Copy out each line that includes the word "потребители".

**Dataset rows about figures**
•••••
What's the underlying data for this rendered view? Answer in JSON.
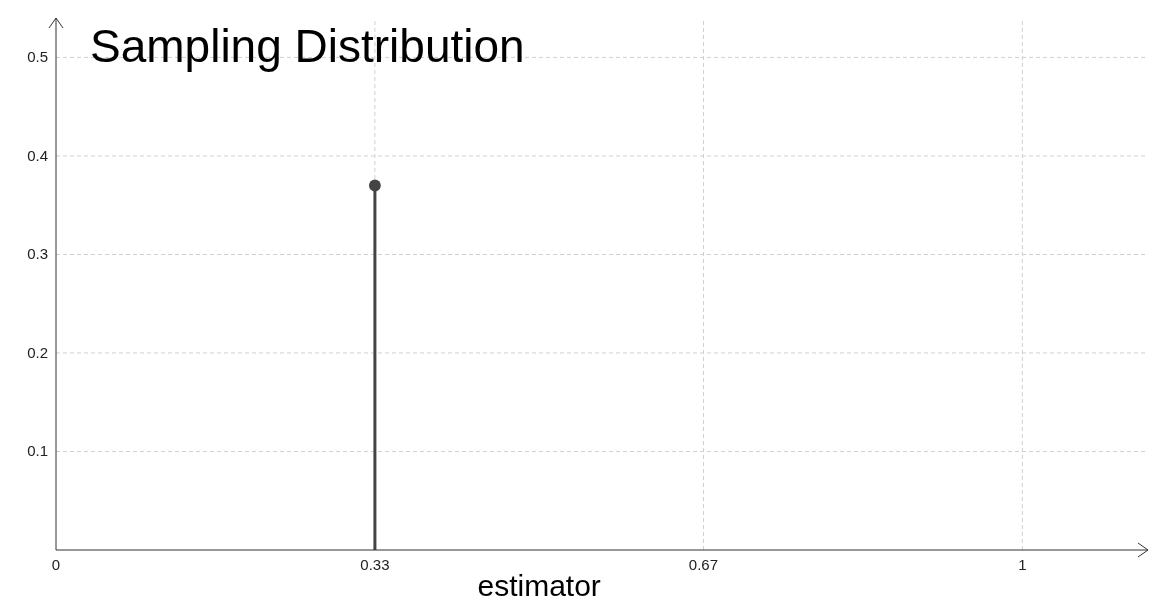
{
  "chart_data": {
    "type": "lollipop",
    "title": "Sampling Distribution",
    "xlabel": "estimator",
    "x": [
      0.33
    ],
    "series": [
      {
        "color": "#444444",
        "values": [
          0.37
        ]
      }
    ],
    "xlim": [
      0,
      1.13
    ],
    "ylim": [
      0,
      0.54
    ],
    "xticks": [
      0,
      0.33,
      0.67,
      1
    ],
    "yticks": [
      0.1,
      0.2,
      0.3,
      0.4,
      0.5
    ],
    "grid": true,
    "marker": "circle"
  }
}
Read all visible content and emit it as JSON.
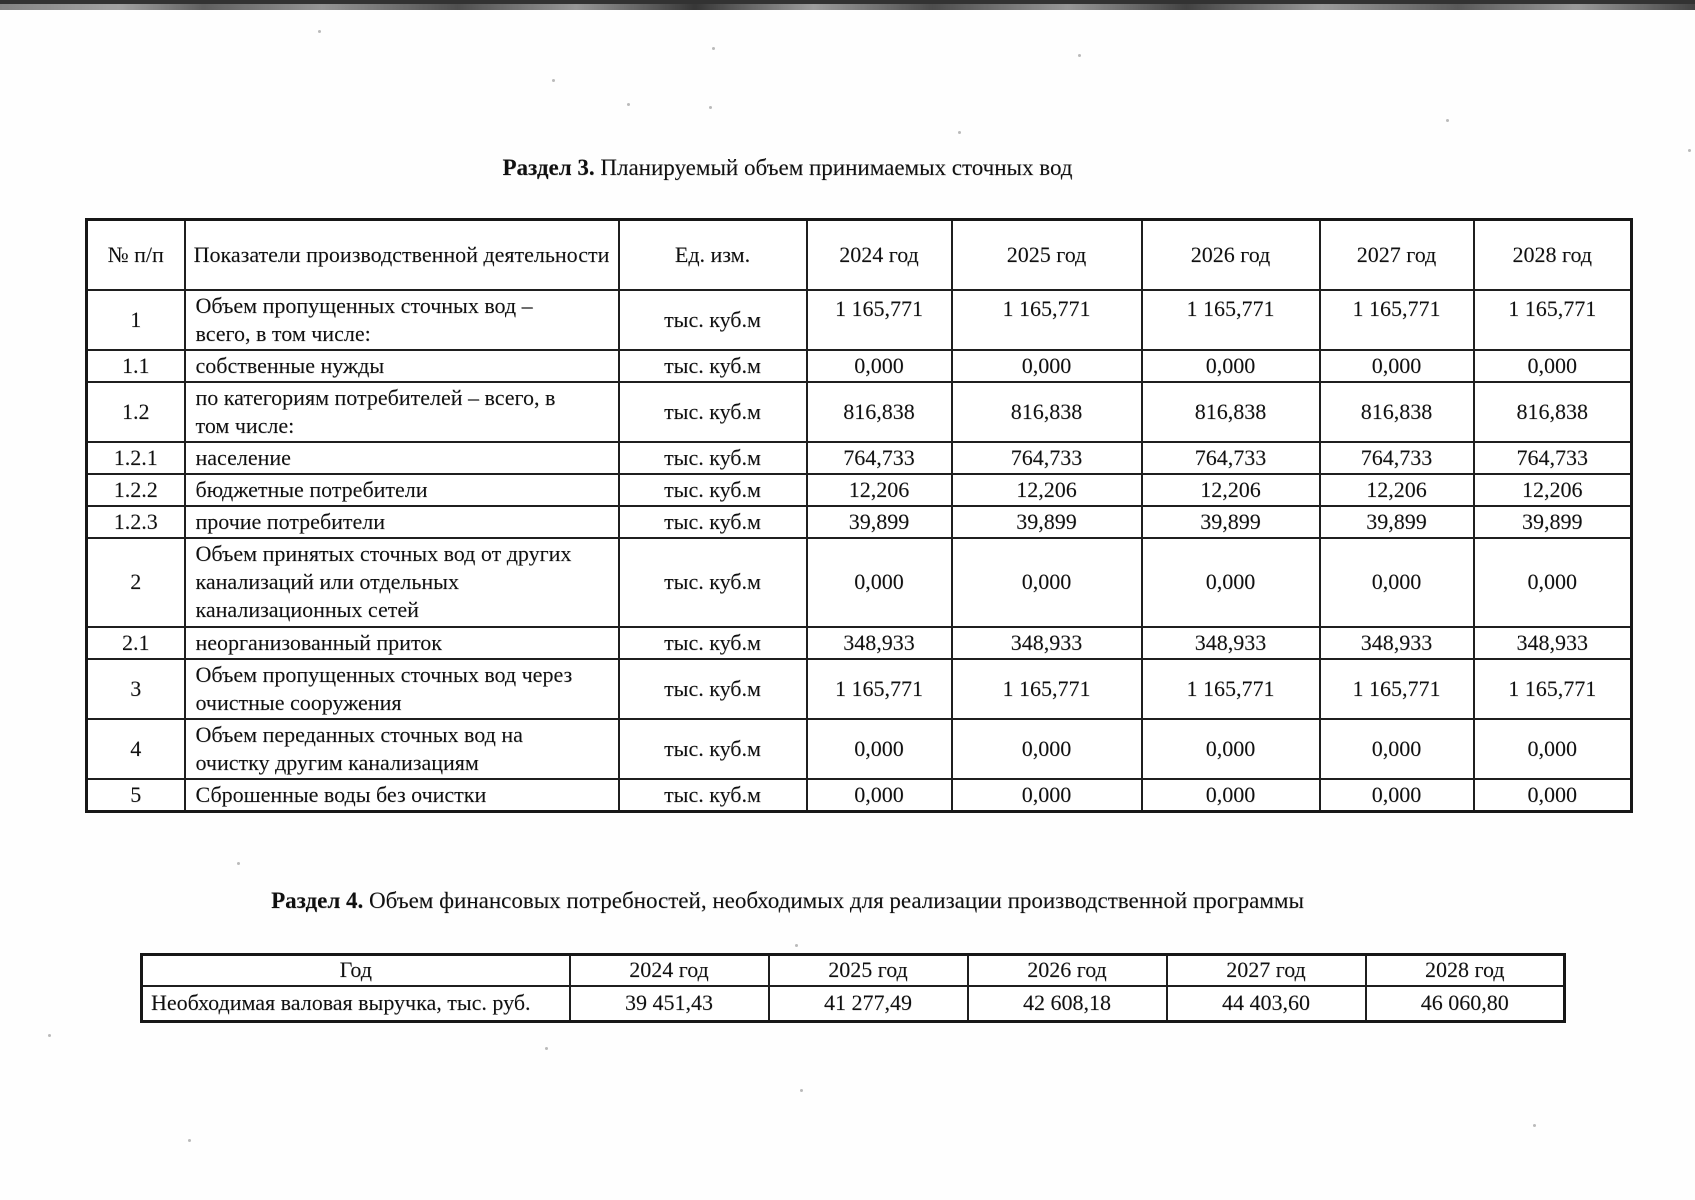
{
  "section3": {
    "title_bold": "Раздел 3.",
    "title_rest": " Планируемый объем принимаемых сточных вод"
  },
  "section4": {
    "title_bold": "Раздел 4.",
    "title_rest": " Объем финансовых потребностей, необходимых для реализации производственной программы"
  },
  "table1": {
    "headers": [
      "№ п/п",
      "Показатели производственной деятельности",
      "Ед. изм.",
      "2024 год",
      "2025 год",
      "2026 год",
      "2027 год",
      "2028 год"
    ],
    "rows": [
      {
        "num": "1",
        "name": "Объем пропущенных сточных вод – всего, в том числе:",
        "unit": "тыс. куб.м",
        "values": [
          "1 165,771",
          "1 165,771",
          "1 165,771",
          "1 165,771",
          "1 165,771"
        ]
      },
      {
        "num": "1.1",
        "name": "собственные нужды",
        "unit": "тыс. куб.м",
        "values": [
          "0,000",
          "0,000",
          "0,000",
          "0,000",
          "0,000"
        ]
      },
      {
        "num": "1.2",
        "name": "по категориям потребителей – всего, в том числе:",
        "unit": "тыс. куб.м",
        "values": [
          "816,838",
          "816,838",
          "816,838",
          "816,838",
          "816,838"
        ]
      },
      {
        "num": "1.2.1",
        "name": "население",
        "unit": "тыс. куб.м",
        "values": [
          "764,733",
          "764,733",
          "764,733",
          "764,733",
          "764,733"
        ]
      },
      {
        "num": "1.2.2",
        "name": "бюджетные потребители",
        "unit": "тыс. куб.м",
        "values": [
          "12,206",
          "12,206",
          "12,206",
          "12,206",
          "12,206"
        ]
      },
      {
        "num": "1.2.3",
        "name": "прочие потребители",
        "unit": "тыс. куб.м",
        "values": [
          "39,899",
          "39,899",
          "39,899",
          "39,899",
          "39,899"
        ]
      },
      {
        "num": "2",
        "name": "Объем принятых сточных вод от других канализаций или отдельных канализационных сетей",
        "unit": "тыс. куб.м",
        "values": [
          "0,000",
          "0,000",
          "0,000",
          "0,000",
          "0,000"
        ]
      },
      {
        "num": "2.1",
        "name": "неорганизованный приток",
        "unit": "тыс. куб.м",
        "values": [
          "348,933",
          "348,933",
          "348,933",
          "348,933",
          "348,933"
        ]
      },
      {
        "num": "3",
        "name": "Объем пропущенных сточных вод через очистные сооружения",
        "unit": "тыс. куб.м",
        "values": [
          "1 165,771",
          "1 165,771",
          "1 165,771",
          "1 165,771",
          "1 165,771"
        ]
      },
      {
        "num": "4",
        "name": "Объем переданных сточных вод на очистку другим канализациям",
        "unit": "тыс. куб.м",
        "values": [
          "0,000",
          "0,000",
          "0,000",
          "0,000",
          "0,000"
        ]
      },
      {
        "num": "5",
        "name": "Сброшенные воды без очистки",
        "unit": "тыс. куб.м",
        "values": [
          "0,000",
          "0,000",
          "0,000",
          "0,000",
          "0,000"
        ]
      }
    ]
  },
  "table2": {
    "headers": [
      "Год",
      "2024 год",
      "2025 год",
      "2026 год",
      "2027 год",
      "2028 год"
    ],
    "rows": [
      {
        "label": "Необходимая валовая выручка, тыс. руб.",
        "values": [
          "39 451,43",
          "41 277,49",
          "42 608,18",
          "44 403,60",
          "46 060,80"
        ]
      }
    ]
  }
}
•••••
**Result of the task**
        "name": "бюджетные потребители",
        "name": "прочие потребители",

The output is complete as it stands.